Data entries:
▶
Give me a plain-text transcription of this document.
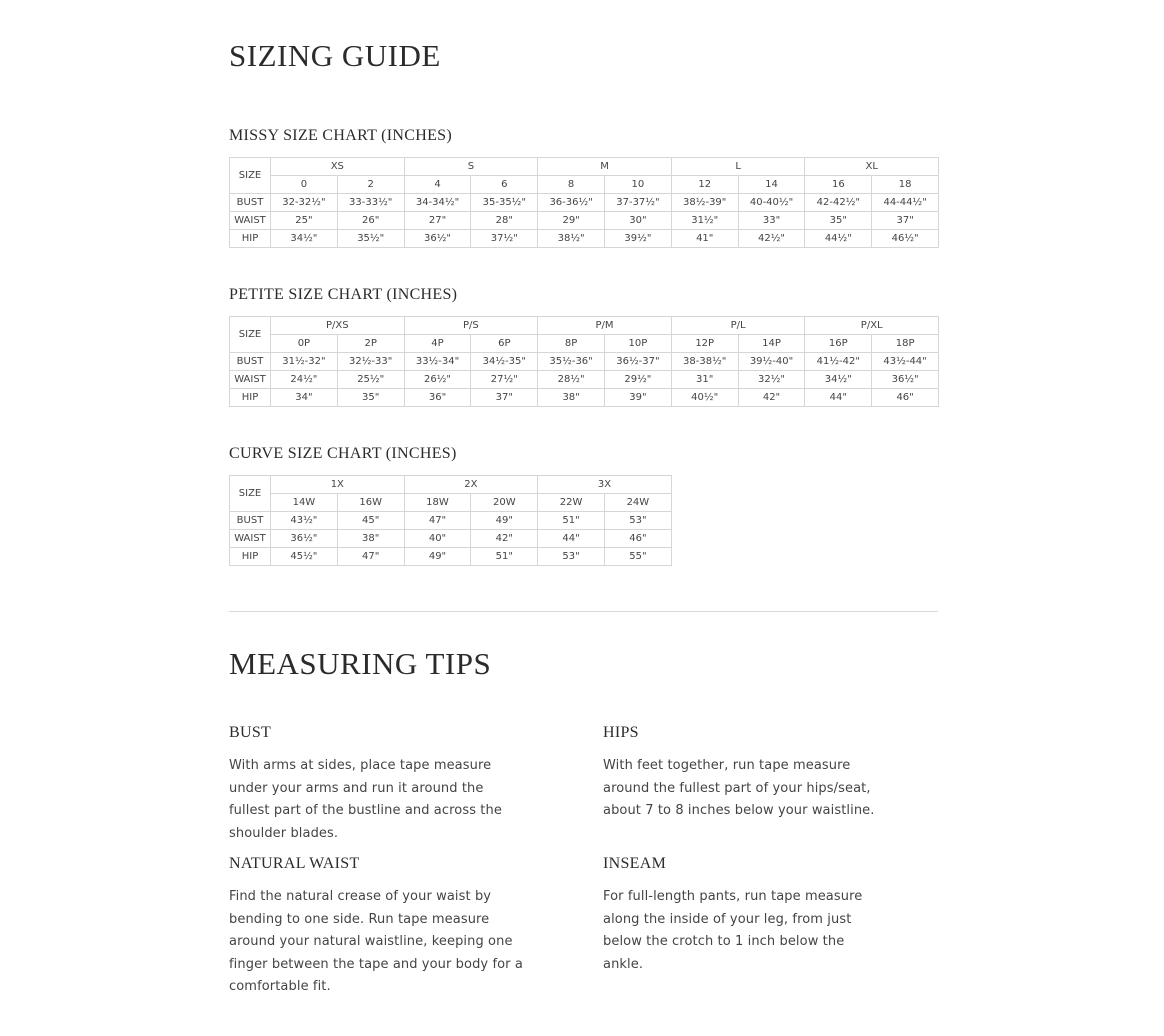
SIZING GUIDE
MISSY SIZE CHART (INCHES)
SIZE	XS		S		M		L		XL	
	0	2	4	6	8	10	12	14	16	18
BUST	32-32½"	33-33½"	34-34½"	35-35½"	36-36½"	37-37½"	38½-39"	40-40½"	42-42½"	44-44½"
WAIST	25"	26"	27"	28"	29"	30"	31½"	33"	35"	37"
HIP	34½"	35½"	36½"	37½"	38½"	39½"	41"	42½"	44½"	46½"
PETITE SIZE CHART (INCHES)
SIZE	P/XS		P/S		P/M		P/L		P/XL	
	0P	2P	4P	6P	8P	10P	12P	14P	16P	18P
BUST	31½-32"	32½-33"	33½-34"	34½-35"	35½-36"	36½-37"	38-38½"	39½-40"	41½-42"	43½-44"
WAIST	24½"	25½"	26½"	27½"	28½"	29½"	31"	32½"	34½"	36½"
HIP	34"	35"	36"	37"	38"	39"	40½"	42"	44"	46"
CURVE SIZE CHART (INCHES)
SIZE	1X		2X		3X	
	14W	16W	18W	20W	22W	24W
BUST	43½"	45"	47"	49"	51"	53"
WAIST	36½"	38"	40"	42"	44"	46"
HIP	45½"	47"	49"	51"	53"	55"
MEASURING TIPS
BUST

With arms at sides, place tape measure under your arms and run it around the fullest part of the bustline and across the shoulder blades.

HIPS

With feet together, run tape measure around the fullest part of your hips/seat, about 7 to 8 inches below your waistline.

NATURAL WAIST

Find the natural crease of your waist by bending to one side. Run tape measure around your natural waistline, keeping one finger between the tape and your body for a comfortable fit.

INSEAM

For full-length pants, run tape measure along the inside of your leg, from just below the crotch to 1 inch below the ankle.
◀
▶
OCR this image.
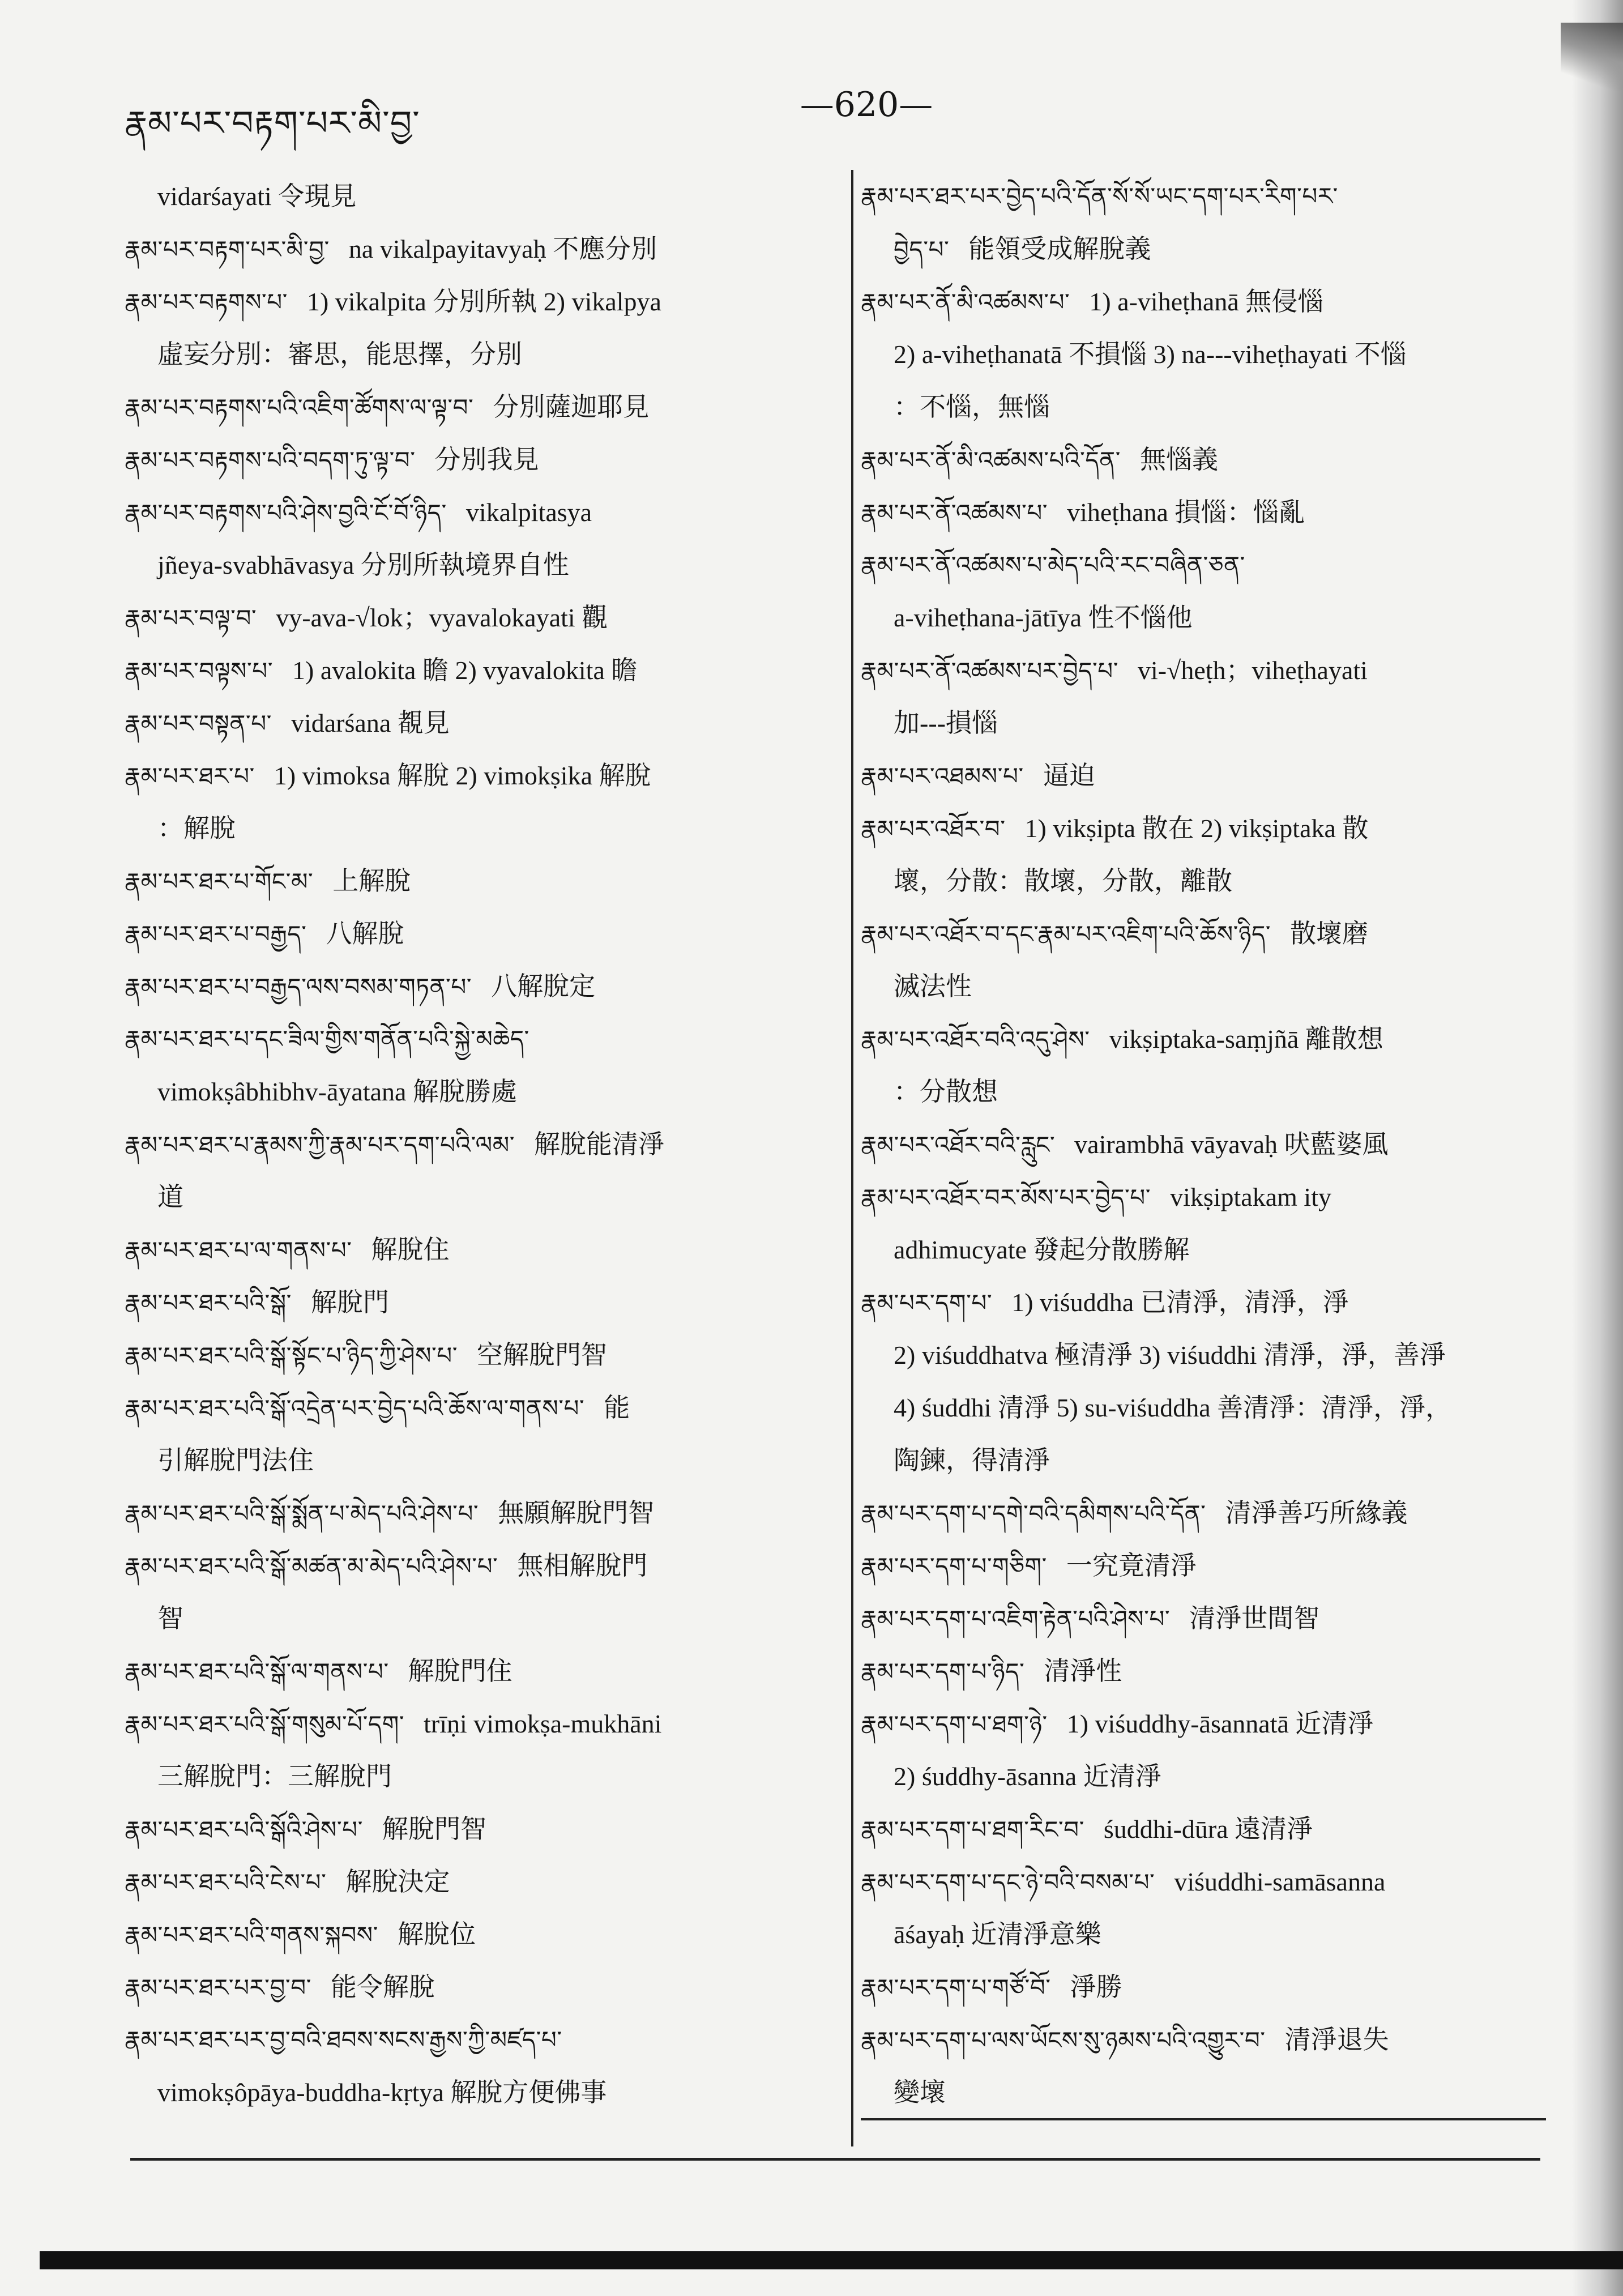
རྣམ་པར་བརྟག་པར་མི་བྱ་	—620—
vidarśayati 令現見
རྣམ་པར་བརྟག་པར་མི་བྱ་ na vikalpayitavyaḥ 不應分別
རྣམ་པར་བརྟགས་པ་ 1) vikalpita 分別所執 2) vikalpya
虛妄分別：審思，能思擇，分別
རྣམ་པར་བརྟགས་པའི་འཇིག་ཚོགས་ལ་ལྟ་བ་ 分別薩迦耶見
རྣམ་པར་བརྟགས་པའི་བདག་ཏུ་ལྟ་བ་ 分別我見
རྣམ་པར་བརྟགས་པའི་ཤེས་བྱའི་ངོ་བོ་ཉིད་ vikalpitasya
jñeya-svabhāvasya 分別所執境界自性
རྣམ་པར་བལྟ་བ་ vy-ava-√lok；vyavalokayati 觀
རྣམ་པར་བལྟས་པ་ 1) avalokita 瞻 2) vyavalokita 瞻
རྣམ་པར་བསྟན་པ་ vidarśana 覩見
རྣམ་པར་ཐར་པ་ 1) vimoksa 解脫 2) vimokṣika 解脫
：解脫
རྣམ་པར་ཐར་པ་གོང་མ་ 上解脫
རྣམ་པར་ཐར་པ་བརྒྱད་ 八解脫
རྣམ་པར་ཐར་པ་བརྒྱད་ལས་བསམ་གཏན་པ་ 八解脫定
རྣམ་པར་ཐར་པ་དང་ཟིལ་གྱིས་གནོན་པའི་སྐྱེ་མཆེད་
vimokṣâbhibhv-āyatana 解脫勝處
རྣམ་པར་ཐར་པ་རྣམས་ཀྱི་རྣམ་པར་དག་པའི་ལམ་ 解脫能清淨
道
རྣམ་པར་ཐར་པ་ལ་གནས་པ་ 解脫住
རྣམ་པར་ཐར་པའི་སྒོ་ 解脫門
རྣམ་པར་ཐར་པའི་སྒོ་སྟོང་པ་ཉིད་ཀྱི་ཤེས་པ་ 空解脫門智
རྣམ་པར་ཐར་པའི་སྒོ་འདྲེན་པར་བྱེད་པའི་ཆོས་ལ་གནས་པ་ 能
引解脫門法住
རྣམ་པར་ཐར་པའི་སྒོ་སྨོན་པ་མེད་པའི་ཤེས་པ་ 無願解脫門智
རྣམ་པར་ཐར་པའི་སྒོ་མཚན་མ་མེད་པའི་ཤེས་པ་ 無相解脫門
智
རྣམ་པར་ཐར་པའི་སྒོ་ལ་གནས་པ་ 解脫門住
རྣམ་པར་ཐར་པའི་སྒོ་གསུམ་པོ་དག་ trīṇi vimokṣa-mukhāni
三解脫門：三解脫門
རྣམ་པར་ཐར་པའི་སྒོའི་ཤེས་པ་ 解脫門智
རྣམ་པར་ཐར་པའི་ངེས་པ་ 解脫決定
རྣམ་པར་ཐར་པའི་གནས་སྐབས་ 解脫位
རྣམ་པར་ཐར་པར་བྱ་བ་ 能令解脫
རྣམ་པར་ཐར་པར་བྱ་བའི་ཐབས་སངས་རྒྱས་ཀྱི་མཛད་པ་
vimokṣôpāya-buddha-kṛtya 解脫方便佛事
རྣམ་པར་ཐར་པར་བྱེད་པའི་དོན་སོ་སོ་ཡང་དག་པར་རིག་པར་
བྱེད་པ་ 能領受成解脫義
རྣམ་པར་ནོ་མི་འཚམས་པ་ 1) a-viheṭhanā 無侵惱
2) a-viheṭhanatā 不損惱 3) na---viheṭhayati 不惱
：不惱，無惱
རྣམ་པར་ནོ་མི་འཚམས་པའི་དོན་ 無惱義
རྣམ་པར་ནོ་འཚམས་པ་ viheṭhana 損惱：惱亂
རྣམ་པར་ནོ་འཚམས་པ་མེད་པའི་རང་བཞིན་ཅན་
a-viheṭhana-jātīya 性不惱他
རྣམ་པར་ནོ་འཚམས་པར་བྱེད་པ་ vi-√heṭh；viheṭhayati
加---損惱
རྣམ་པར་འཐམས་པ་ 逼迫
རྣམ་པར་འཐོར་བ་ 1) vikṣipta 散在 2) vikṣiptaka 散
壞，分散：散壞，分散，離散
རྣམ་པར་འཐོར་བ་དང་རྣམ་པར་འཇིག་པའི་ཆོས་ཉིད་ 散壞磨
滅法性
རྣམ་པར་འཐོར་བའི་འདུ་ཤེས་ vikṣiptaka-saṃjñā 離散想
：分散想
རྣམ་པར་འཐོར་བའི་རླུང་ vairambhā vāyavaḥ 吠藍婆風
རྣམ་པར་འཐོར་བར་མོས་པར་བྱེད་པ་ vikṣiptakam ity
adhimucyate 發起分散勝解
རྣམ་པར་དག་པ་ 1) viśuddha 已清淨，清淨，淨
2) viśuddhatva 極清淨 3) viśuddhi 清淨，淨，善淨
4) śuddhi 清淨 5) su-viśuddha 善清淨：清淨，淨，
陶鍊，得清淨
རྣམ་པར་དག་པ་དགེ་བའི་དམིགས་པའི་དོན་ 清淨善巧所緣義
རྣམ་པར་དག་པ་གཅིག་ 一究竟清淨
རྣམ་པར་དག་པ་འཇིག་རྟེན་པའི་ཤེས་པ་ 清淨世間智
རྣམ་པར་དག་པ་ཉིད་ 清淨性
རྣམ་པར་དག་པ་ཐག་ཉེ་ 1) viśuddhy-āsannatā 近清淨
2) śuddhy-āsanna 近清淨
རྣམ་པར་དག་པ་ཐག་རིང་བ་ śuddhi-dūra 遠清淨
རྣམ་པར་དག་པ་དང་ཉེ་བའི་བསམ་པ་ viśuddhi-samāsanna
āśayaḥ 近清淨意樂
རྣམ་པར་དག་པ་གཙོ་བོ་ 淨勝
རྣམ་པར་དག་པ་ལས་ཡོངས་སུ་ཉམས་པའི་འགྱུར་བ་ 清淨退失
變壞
◀
Direction:
All lines in the data that contain the word "CHART" should be copied.

Response to this exercise:
MISSY SIZE CHART (INCHES)
PETITE SIZE CHART (INCHES)
CURVE SIZE CHART (INCHES)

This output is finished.